Emit the data below verbatim, stripping out any pictures.

--- Begin Dataset records ---

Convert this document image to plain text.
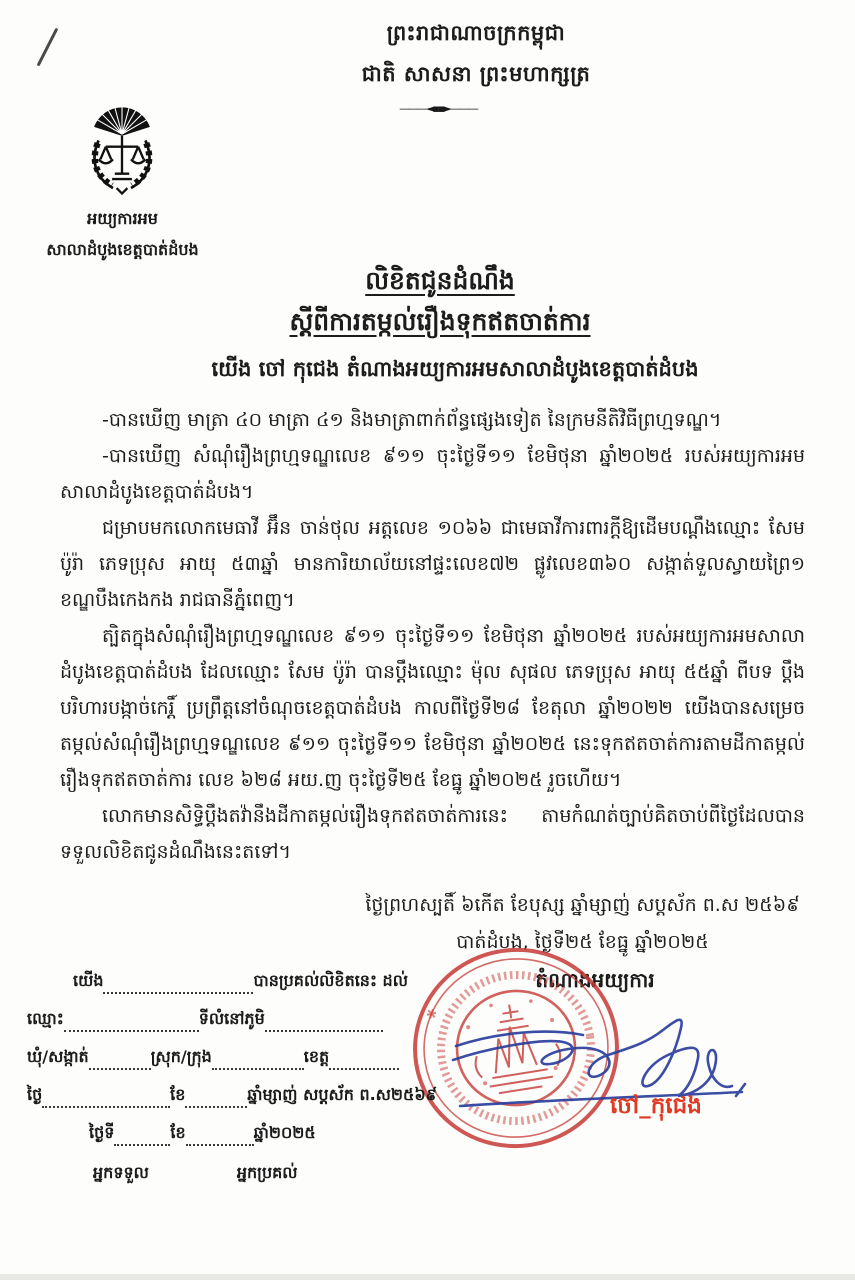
ព្រះរាជាណាចក្រកម្ពុជា
ជាតិ សាសនា ព្រះមហាក្សត្រ
———◄▪▪►———
អយ្យការអម
សាលាដំបូងខេត្តបាត់ដំបង
លិខិតជូនដំណឹង
ស្តីពីការតម្កល់រឿងទុកឥតចាត់ការ
យើង ចៅ កុជេង តំណាងអយ្យការអមសាលាដំបូងខេត្តបាត់ដំបង

-បានឃើញ មាត្រា ៤០ មាត្រា ៤១ និងមាត្រាពាក់ព័ន្ធផ្សេងទៀត នៃក្រមនីតិវិធីព្រហ្មទណ្ឌ។

-បានឃើញ សំណុំរឿងព្រហ្មទណ្ឌលេខ ៩១១ ចុះថ្ងៃទី១១ ខែមិថុនា ឆ្នាំ២០២៥ របស់អយ្យការអមសាលាដំបូងខេត្តបាត់ដំបង។

ជម្រាបមកលោកមេធាវី អ៊ឹន ចាន់ថុល អត្តលេខ ១០៦៦ ជាមេធាវីការពារក្តីឱ្យដើមបណ្តឹងឈ្មោះ សែម ប៉ូរ៉ា ភេទប្រុស អាយុ ៥៣ឆ្នាំ មានការិយាល័យនៅផ្ទះលេខ៧២ ផ្លូវលេខ៣៦០ សង្កាត់ទួលស្វាយព្រៃ១ ខណ្ឌបឹងកេងកង រាជធានីភ្នំពេញ។

ត្បិតក្នុងសំណុំរឿងព្រហ្មទណ្ឌលេខ ៩១១ ចុះថ្ងៃទី១១ ខែមិថុនា ឆ្នាំ២០២៥ របស់អយ្យការអមសាលាដំបូងខេត្តបាត់ដំបង ដែលឈ្មោះ សែម ប៉ូរ៉ា បានប្តឹងឈ្មោះ ម៉ុល សុផល ភេទប្រុស អាយុ ៥៥ឆ្នាំ ពីបទ ប្តឹងបរិហារបង្កាច់កេរ្តិ៍ ប្រព្រឹត្តនៅចំណុចខេត្តបាត់ដំបង កាលពីថ្ងៃទី២៨ ខែតុលា ឆ្នាំ២០២២ យើងបានសម្រេចតម្កល់សំណុំរឿងព្រហ្មទណ្ឌលេខ ៩១១ ចុះថ្ងៃទី១១ ខែមិថុនា ឆ្នាំ២០២៥ នេះទុកឥតចាត់ការតាមដីកាតម្កល់រឿងទុកឥតចាត់ការ លេខ ៦២៨ អយ.ញ ចុះថ្ងៃទី២៥ ខែធ្នូ ឆ្នាំ២០២៥ រួចហើយ។

លោកមានសិទ្ធិប្តឹងតវ៉ានឹងដីកាតម្កល់រឿងទុកឥតចាត់ការនេះ តាមកំណត់ច្បាប់គិតចាប់ពីថ្ងៃដែលបានទទួលលិខិតជូនដំណឹងនេះតទៅ។

ថ្ងៃព្រហស្បតិ៍ ៦កើត ខែបុស្ស ឆ្នាំម្សាញ់ សប្តស័ក ព.ស ២៥៦៩
បាត់ដំបង, ថ្ងៃទី២៥ ខែធ្នូ ឆ្នាំ២០២៥
តំណាងអយ្យការ
✱
ចៅ_កុជេង
យើង	បានប្រគល់លិខិតនេះ ដល់
ឈ្មោះ	ទីលំនៅភូមិ
ឃុំ/សង្កាត់	ស្រុក/ក្រុង	ខេត្ត
ថ្ងៃ	ខែ	ឆ្នាំម្សាញ់ សប្តស័ក ព.ស២៥៦៩
ថ្ងៃទី	ខែ	ឆ្នាំ២០២៥
អ្នកទទួល	អ្នកប្រគល់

--- End Dataset records ---

Response:
Convert this document image to plain text.
ព្រះរាជាណាចក្រកម្ពុជា
ជាតិ សាសនា ព្រះមហាក្សត្រ
———◄▪▪►———
អយ្យការអម
សាលាដំបូងខេត្តបាត់ដំបង
លិខិតជូនដំណឹង
ស្តីពីការតម្កល់រឿងទុកឥតចាត់ការ
យើង ចៅ កុជេង តំណាងអយ្យការអមសាលាដំបូងខេត្តបាត់ដំបង

-បានឃើញ មាត្រា ៤០ មាត្រា ៤១ និងមាត្រាពាក់ព័ន្ធផ្សេងទៀត នៃក្រមនីតិវិធីព្រហ្មទណ្ឌ។

-បានឃើញ សំណុំរឿងព្រហ្មទណ្ឌលេខ ៩១១ ចុះថ្ងៃទី១១ ខែមិថុនា ឆ្នាំ២០២៥ របស់អយ្យការអមសាលាដំបូងខេត្តបាត់ដំបង។

ជម្រាបមកលោកមេធាវី អ៊ឹន ចាន់ថុល អត្តលេខ ១០៦៦ ជាមេធាវីការពារក្តីឱ្យដើមបណ្តឹងឈ្មោះ សែម ប៉ូរ៉ា ភេទប្រុស អាយុ ៥៣ឆ្នាំ មានការិយាល័យនៅផ្ទះលេខ៧២ ផ្លូវលេខ៣៦០ សង្កាត់ទួលស្វាយព្រៃ១ ខណ្ឌបឹងកេងកង រាជធានីភ្នំពេញ។

ត្បិតក្នុងសំណុំរឿងព្រហ្មទណ្ឌលេខ ៩១១ ចុះថ្ងៃទី១១ ខែមិថុនា ឆ្នាំ២០២៥ របស់អយ្យការអមសាលាដំបូងខេត្តបាត់ដំបង ដែលឈ្មោះ សែម ប៉ូរ៉ា បានប្តឹងឈ្មោះ ម៉ុល សុផល ភេទប្រុស អាយុ ៥៥ឆ្នាំ ពីបទ ប្តឹងបរិហារបង្កាច់កេរ្តិ៍ ប្រព្រឹត្តនៅចំណុចខេត្តបាត់ដំបង កាលពីថ្ងៃទី២៨ ខែតុលា ឆ្នាំ២០២២ យើងបានសម្រេចតម្កល់សំណុំរឿងព្រហ្មទណ្ឌលេខ ៩១១ ចុះថ្ងៃទី១១ ខែមិថុនា ឆ្នាំ២០២៥ នេះទុកឥតចាត់ការតាមដីកាតម្កល់រឿងទុកឥតចាត់ការ លេខ ៦២៨ អយ.ញ ចុះថ្ងៃទី២៥ ខែធ្នូ ឆ្នាំ២០២៥ រួចហើយ។

លោកមានសិទ្ធិប្តឹងតវ៉ានឹងដីកាតម្កល់រឿងទុកឥតចាត់ការនេះ តាមកំណត់ច្បាប់គិតចាប់ពីថ្ងៃដែលបានទទួលលិខិតជូនដំណឹងនេះតទៅ។

ថ្ងៃព្រហស្បតិ៍ ៦កើត ខែបុស្ស ឆ្នាំម្សាញ់ សប្តស័ក ព.ស ២៥៦៩
បាត់ដំបង, ថ្ងៃទី២៥ ខែធ្នូ ឆ្នាំ២០២៥
តំណាងអយ្យការ
✱
ចៅ_កុជេង
យើង	បានប្រគល់លិខិតនេះ ដល់
ឈ្មោះ	ទីលំនៅភូមិ
ឃុំ/សង្កាត់	ស្រុក/ក្រុង	ខេត្ត
ថ្ងៃ	ខែ	ឆ្នាំម្សាញ់ សប្តស័ក ព.ស២៥៦៩
ថ្ងៃទី	ខែ	ឆ្នាំ២០២៥
អ្នកទទួល	អ្នកប្រគល់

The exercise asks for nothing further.